Provided material
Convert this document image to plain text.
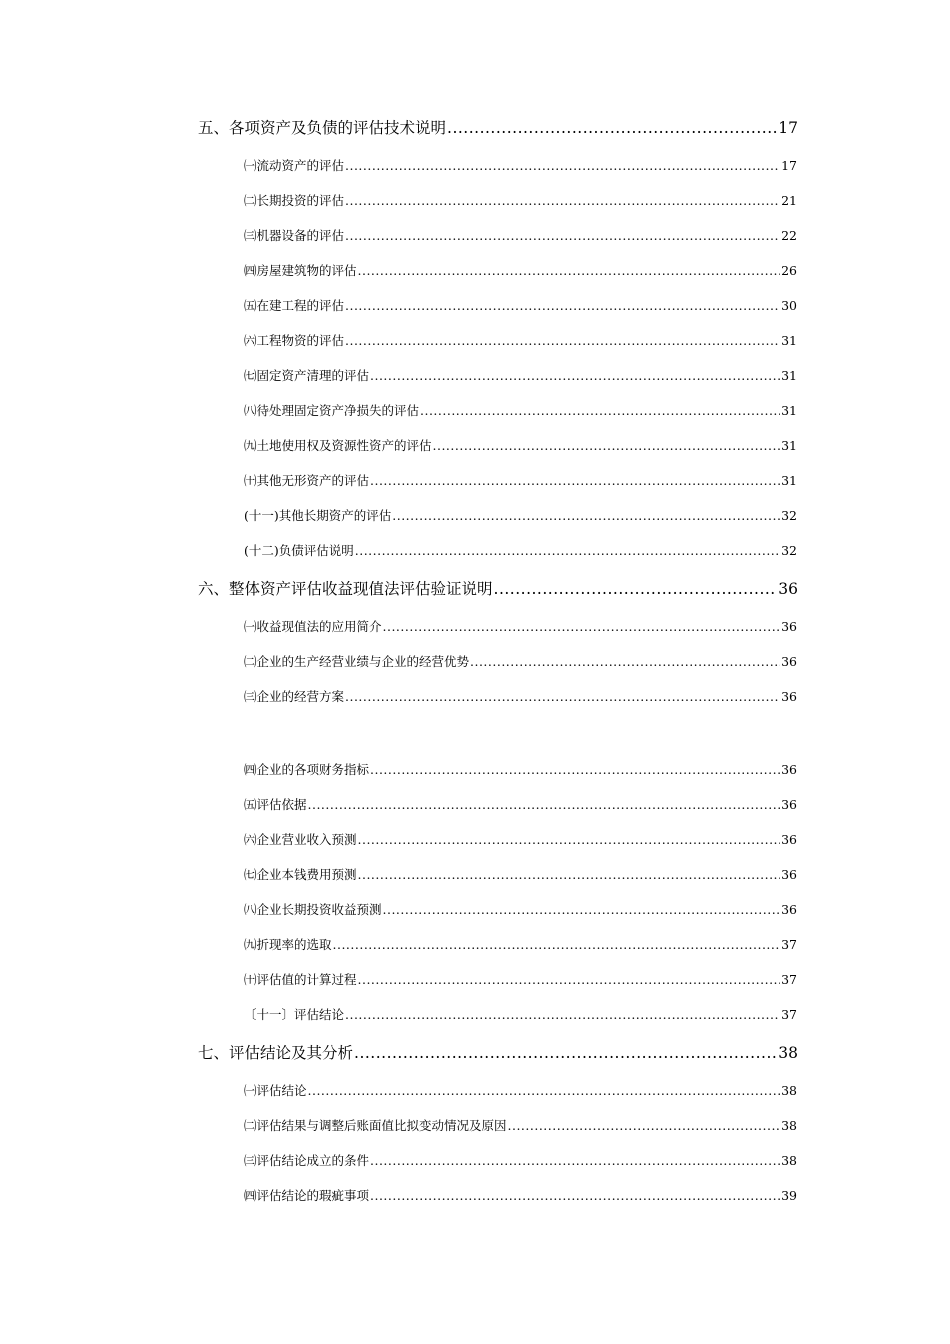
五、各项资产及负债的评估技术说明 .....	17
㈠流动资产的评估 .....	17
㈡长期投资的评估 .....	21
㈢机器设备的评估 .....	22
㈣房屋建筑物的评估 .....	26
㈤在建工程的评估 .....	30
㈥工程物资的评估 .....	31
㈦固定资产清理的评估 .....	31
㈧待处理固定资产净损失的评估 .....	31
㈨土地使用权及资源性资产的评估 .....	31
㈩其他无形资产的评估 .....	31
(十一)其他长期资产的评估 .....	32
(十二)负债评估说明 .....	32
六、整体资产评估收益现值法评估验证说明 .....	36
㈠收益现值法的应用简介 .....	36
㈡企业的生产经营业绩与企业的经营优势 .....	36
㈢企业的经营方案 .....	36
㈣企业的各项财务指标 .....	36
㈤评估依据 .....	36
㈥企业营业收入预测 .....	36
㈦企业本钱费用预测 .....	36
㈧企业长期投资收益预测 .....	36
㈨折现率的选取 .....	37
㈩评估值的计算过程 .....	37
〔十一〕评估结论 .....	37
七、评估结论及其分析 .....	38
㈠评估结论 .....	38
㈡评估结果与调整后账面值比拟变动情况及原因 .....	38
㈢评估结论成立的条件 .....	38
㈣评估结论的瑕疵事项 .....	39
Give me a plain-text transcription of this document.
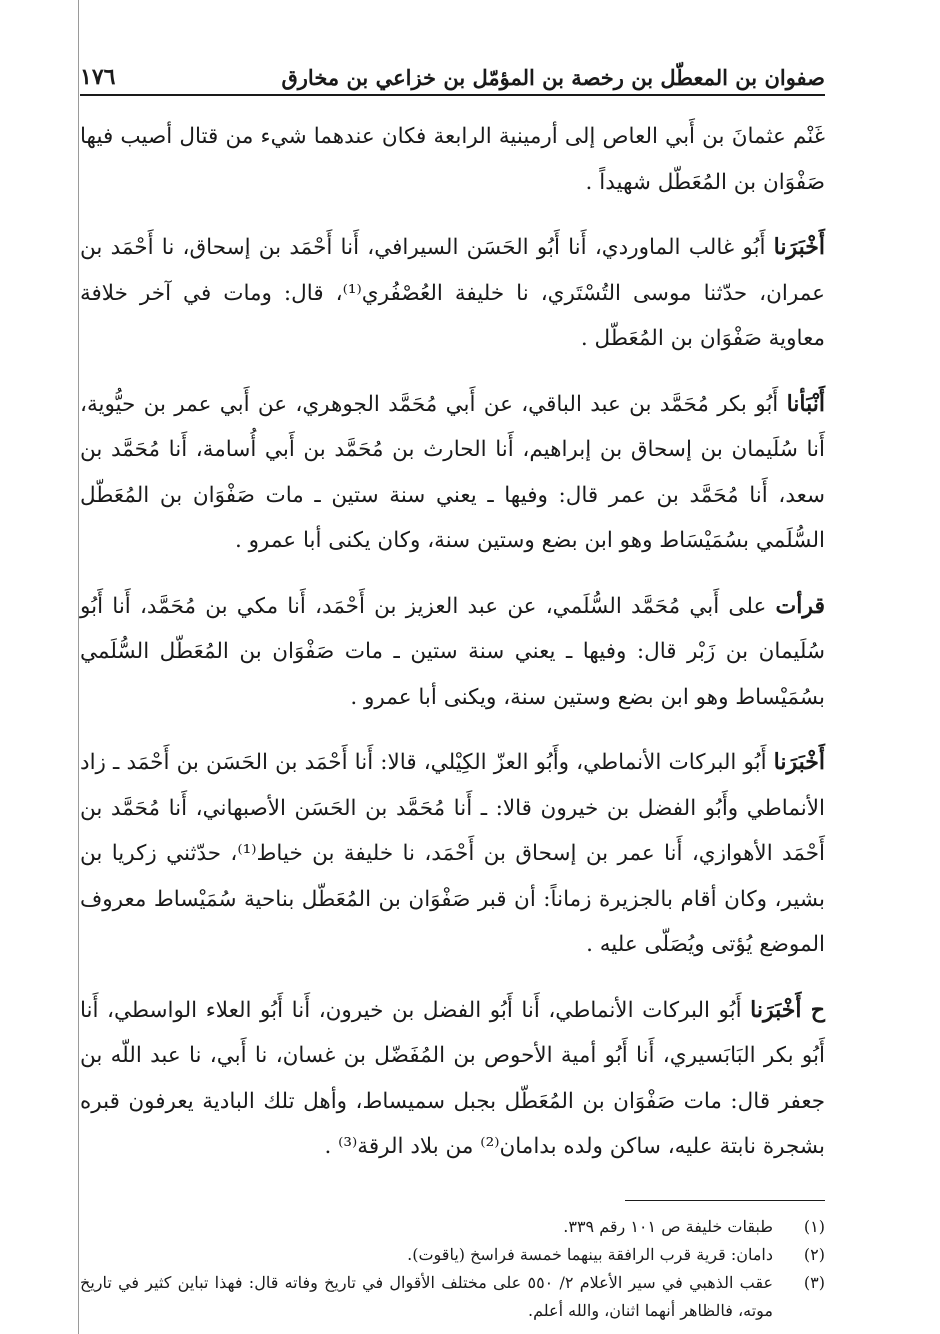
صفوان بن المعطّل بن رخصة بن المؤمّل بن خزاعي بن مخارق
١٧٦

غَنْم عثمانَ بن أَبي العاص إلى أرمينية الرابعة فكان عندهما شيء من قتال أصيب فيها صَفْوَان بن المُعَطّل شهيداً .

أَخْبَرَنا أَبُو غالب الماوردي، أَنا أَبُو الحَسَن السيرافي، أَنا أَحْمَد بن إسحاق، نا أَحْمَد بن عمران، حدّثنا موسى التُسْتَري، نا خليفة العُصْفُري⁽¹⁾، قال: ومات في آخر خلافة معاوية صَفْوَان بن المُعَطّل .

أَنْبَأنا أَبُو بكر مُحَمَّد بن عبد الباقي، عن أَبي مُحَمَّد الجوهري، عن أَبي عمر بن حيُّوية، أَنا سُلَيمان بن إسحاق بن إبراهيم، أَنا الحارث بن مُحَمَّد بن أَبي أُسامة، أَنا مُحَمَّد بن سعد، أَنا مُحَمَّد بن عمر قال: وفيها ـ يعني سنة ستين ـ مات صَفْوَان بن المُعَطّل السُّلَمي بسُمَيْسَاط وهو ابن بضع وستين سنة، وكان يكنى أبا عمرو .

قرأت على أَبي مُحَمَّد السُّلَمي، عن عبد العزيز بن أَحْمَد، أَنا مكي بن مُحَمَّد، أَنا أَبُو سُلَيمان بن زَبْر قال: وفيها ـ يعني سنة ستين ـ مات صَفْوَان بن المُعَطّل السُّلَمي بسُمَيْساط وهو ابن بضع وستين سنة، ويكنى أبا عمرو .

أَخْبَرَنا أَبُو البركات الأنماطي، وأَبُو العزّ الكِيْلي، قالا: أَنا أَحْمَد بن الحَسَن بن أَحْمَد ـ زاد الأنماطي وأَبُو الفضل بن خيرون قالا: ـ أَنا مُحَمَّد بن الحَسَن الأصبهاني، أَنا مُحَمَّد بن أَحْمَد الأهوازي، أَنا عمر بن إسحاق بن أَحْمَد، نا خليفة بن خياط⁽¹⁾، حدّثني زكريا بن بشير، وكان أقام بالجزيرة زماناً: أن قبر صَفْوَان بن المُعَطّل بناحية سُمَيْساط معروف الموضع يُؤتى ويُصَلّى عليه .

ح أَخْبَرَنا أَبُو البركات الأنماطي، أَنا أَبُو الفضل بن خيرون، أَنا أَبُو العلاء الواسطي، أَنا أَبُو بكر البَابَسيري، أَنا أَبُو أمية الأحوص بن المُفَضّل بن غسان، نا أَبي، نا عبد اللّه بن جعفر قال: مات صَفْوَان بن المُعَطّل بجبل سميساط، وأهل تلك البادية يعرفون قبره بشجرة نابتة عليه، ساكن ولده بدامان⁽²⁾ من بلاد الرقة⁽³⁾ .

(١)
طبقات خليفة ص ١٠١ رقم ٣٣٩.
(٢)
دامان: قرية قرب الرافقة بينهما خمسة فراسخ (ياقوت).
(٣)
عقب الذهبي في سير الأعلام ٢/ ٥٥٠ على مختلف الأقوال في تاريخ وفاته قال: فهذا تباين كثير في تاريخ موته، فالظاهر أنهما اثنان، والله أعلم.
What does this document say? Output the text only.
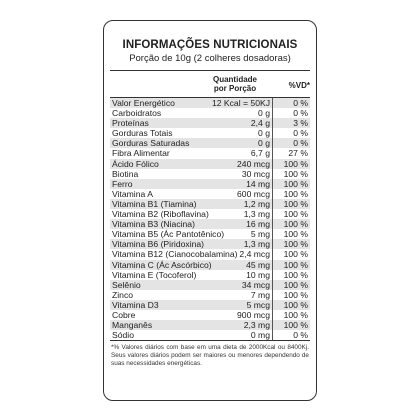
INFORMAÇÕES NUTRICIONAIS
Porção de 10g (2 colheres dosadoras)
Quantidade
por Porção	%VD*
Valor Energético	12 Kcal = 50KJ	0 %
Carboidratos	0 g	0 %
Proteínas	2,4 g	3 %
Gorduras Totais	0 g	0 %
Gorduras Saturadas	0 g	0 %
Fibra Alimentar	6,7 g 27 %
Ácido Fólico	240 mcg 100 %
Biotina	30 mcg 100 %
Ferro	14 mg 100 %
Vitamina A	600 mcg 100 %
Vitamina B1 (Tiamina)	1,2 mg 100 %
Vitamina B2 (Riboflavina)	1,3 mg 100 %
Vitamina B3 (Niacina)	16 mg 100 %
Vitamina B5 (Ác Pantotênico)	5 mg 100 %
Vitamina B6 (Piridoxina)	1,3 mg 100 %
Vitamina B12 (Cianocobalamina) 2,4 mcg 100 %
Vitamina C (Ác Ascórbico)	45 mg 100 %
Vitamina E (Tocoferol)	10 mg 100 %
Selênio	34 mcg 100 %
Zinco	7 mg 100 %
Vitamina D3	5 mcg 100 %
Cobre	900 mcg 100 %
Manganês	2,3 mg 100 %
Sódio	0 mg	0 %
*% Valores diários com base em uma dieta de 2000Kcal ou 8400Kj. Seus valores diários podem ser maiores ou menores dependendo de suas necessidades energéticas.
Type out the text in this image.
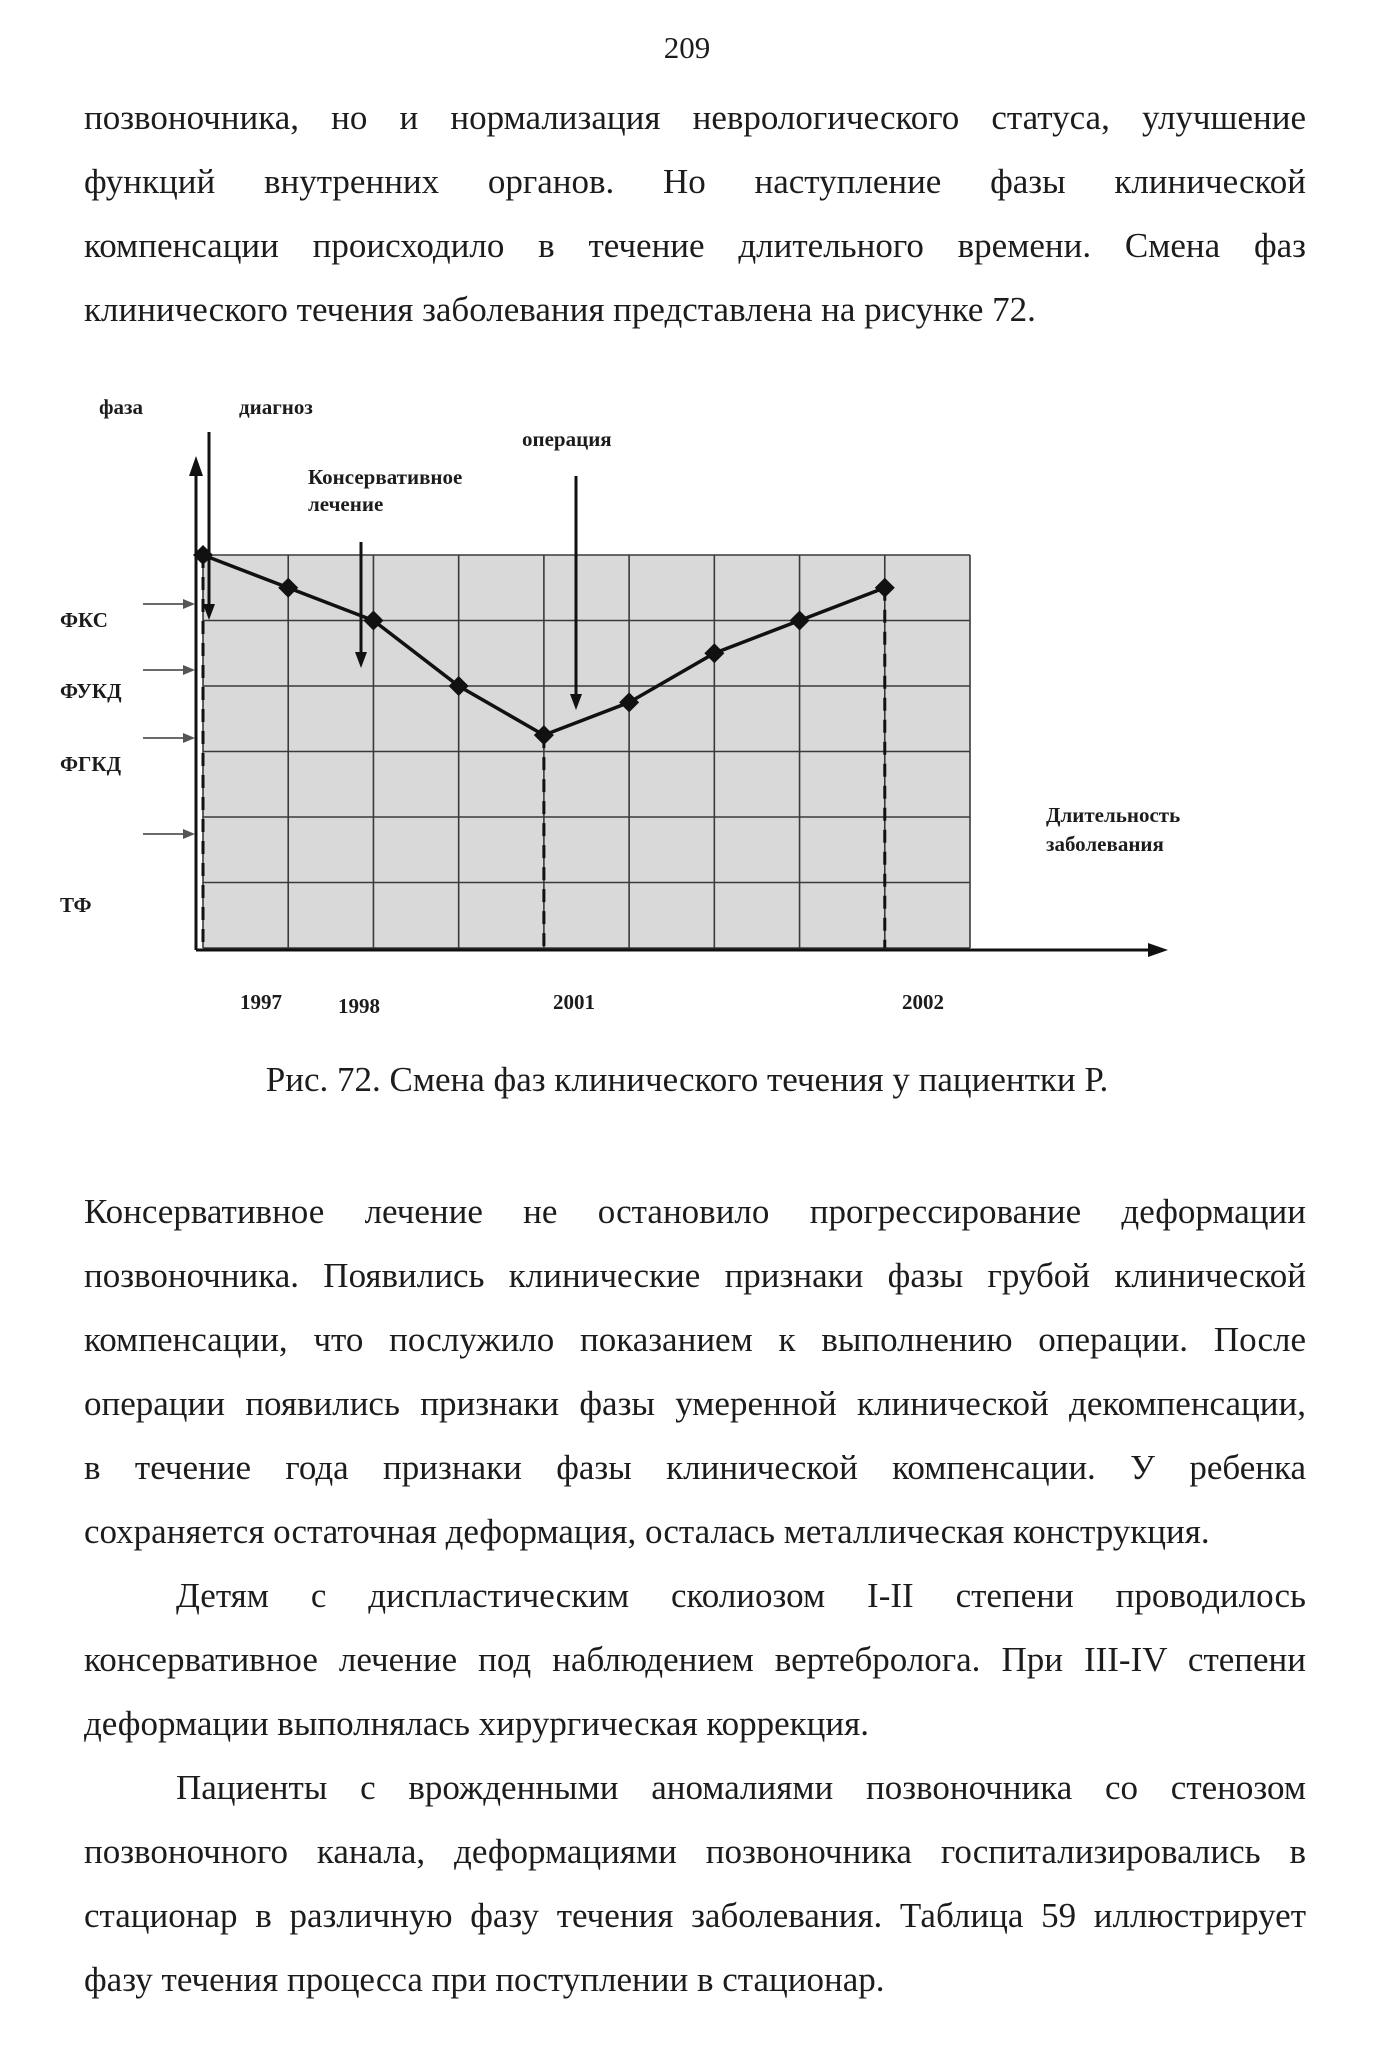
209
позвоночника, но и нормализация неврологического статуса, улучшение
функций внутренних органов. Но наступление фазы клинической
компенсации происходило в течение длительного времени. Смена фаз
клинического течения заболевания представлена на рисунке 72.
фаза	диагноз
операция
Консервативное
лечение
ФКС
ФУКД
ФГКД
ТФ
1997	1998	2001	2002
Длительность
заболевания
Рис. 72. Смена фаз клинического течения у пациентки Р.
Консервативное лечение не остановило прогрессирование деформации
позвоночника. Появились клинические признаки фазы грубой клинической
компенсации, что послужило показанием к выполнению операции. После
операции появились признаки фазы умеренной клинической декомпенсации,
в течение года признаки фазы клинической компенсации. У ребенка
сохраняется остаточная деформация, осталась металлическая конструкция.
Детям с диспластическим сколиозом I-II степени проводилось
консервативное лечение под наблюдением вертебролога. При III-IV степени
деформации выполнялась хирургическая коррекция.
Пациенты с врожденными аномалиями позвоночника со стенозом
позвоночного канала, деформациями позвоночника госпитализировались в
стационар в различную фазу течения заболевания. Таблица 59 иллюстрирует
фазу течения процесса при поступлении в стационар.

Exercise prompt
Say how many lines of the data include the word "Vitamina". Respond with the number alone.

Answer to this task
10